# Start of Supplied data

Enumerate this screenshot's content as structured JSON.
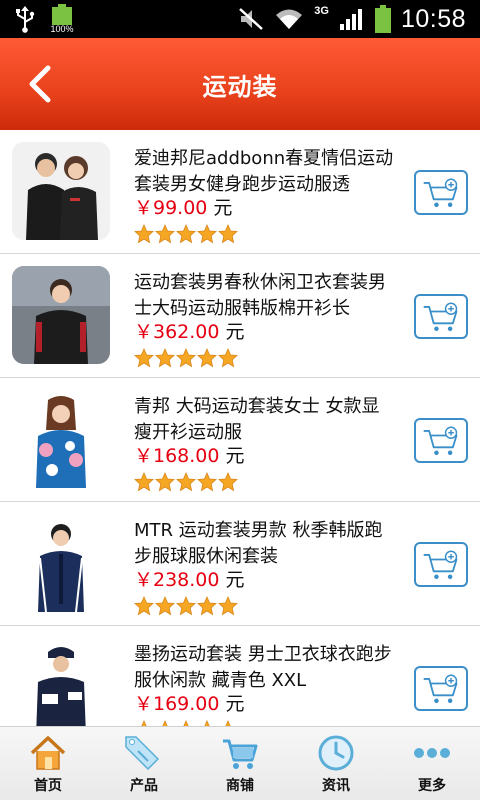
{
  "status_bar": {
    "battery_percent": "100%",
    "network_type": "3G",
    "time": "10:58"
  },
  "header": {
    "title": "运动装",
    "back_icon": "chevron-left-icon"
  },
  "products": [
    {
      "name": "爱迪邦尼addbonn春夏情侣运动套装男女健身跑步运动服透",
      "price": "￥99.00",
      "unit": "元",
      "rating": 5,
      "cart_icon": "add-to-cart-icon"
    },
    {
      "name": "运动套装男春秋休闲卫衣套装男士大码运动服韩版棉开衫长",
      "price": "￥362.00",
      "unit": "元",
      "rating": 5,
      "cart_icon": "add-to-cart-icon"
    },
    {
      "name": "青邦 大码运动套装女士 女款显瘦开衫运动服",
      "price": "￥168.00",
      "unit": "元",
      "rating": 5,
      "cart_icon": "add-to-cart-icon"
    },
    {
      "name": "MTR 运动套装男款 秋季韩版跑步服球服休闲套装",
      "price": "￥238.00",
      "unit": "元",
      "rating": 5,
      "cart_icon": "add-to-cart-icon"
    },
    {
      "name": "墨扬运动套装 男士卫衣球衣跑步服休闲款 藏青色 XXL",
      "price": "￥169.00",
      "unit": "元",
      "rating": 5,
      "cart_icon": "add-to-cart-icon"
    }
  ],
  "bottom_nav": [
    {
      "label": "首页",
      "icon": "home-icon"
    },
    {
      "label": "产品",
      "icon": "sale-tag-icon"
    },
    {
      "label": "商铺",
      "icon": "shopping-cart-icon"
    },
    {
      "label": "资讯",
      "icon": "clock-icon"
    },
    {
      "label": "更多",
      "icon": "more-dots-icon"
    }
  ],
  "colors": {
    "header": "#e8411c",
    "price": "#e60012",
    "cart_border": "#3a8fc9",
    "star": "#f5a623"
  }
}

# End of Supplied data

Produce an exact copy of each line of data, skipping embedded images.

Enumerate this screenshot's content as structured JSON.
{
  "status_bar": {
    "battery_percent": "100%",
    "network_type": "3G",
    "time": "10:58"
  },
  "header": {
    "title": "运动装",
    "back_icon": "chevron-left-icon"
  },
  "products": [
    {
      "name": "爱迪邦尼addbonn春夏情侣运动套装男女健身跑步运动服透",
      "price": "￥99.00",
      "unit": "元",
      "rating": 5,
      "cart_icon": "add-to-cart-icon"
    },
    {
      "name": "运动套装男春秋休闲卫衣套装男士大码运动服韩版棉开衫长",
      "price": "￥362.00",
      "unit": "元",
      "rating": 5,
      "cart_icon": "add-to-cart-icon"
    },
    {
      "name": "青邦 大码运动套装女士 女款显瘦开衫运动服",
      "price": "￥168.00",
      "unit": "元",
      "rating": 5,
      "cart_icon": "add-to-cart-icon"
    },
    {
      "name": "MTR 运动套装男款 秋季韩版跑步服球服休闲套装",
      "price": "￥238.00",
      "unit": "元",
      "rating": 5,
      "cart_icon": "add-to-cart-icon"
    },
    {
      "name": "墨扬运动套装 男士卫衣球衣跑步服休闲款 藏青色 XXL",
      "price": "￥169.00",
      "unit": "元",
      "rating": 5,
      "cart_icon": "add-to-cart-icon"
    }
  ],
  "bottom_nav": [
    {
      "label": "首页",
      "icon": "home-icon"
    },
    {
      "label": "产品",
      "icon": "sale-tag-icon"
    },
    {
      "label": "商铺",
      "icon": "shopping-cart-icon"
    },
    {
      "label": "资讯",
      "icon": "clock-icon"
    },
    {
      "label": "更多",
      "icon": "more-dots-icon"
    }
  ],
  "colors": {
    "header": "#e8411c",
    "price": "#e60012",
    "cart_border": "#3a8fc9",
    "star": "#f5a623"
  }
}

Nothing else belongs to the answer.